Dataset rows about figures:
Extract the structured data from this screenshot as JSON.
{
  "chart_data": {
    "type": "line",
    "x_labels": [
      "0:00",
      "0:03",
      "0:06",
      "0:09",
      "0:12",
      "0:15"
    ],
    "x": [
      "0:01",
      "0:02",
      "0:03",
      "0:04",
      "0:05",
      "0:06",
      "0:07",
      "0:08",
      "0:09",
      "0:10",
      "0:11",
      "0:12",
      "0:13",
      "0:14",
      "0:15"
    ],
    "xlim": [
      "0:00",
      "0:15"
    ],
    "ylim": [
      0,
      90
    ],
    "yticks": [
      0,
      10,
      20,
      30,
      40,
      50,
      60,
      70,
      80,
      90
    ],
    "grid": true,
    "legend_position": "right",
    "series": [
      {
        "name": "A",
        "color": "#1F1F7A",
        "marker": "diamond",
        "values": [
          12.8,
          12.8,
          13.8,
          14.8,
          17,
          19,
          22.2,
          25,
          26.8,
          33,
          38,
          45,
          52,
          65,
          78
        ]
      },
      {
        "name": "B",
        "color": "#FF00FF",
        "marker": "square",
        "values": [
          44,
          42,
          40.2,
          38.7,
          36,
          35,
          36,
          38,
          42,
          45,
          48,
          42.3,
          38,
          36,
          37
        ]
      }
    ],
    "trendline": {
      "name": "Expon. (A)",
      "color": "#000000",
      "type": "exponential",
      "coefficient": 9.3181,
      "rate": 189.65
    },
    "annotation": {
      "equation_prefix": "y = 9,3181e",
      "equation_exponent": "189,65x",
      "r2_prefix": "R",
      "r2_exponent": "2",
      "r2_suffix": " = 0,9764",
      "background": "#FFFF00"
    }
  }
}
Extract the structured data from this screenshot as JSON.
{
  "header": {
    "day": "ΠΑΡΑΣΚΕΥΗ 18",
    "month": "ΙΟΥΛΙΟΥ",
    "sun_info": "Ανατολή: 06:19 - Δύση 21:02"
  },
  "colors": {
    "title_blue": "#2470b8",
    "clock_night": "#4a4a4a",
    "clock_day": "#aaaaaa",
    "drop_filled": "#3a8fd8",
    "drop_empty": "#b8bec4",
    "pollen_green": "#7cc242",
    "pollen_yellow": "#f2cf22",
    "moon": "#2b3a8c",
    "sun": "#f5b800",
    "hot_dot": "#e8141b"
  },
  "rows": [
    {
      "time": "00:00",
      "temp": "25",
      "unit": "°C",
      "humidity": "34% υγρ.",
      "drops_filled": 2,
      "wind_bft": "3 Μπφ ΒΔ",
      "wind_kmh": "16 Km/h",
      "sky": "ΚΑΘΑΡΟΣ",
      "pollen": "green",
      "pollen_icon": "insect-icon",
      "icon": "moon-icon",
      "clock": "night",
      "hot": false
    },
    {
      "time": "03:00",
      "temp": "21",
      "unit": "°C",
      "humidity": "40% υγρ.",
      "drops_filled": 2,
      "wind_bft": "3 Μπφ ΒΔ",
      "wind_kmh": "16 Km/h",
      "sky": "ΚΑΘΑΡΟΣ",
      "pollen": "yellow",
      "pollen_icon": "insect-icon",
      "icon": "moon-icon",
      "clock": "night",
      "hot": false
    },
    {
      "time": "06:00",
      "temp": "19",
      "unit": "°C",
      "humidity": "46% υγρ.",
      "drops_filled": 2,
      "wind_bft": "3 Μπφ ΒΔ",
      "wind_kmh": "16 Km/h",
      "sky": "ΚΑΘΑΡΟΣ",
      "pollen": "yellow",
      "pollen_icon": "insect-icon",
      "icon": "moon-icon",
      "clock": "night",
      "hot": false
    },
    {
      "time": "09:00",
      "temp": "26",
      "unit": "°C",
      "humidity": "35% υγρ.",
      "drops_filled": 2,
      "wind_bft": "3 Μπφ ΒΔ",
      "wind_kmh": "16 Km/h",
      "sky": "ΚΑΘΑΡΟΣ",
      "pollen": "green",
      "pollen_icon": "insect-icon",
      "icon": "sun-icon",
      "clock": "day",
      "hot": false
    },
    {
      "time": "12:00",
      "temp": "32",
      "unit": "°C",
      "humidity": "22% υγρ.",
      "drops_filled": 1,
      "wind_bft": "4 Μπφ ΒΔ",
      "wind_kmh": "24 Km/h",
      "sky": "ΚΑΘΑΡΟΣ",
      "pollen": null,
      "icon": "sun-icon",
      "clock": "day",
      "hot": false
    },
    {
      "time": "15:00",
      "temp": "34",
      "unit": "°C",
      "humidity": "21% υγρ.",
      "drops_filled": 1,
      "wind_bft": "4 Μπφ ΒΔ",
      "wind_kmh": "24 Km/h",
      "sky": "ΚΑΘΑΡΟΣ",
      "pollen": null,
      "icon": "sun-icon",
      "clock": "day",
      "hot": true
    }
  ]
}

PROBLEM DETAILS → From the entries above, copy out every line where the string "temp" appears.

FULL SOLUTION →
      "temp": "25",
      "temp": "21",
      "temp": "19",
      "temp": "26",
      "temp": "32",
      "temp": "34",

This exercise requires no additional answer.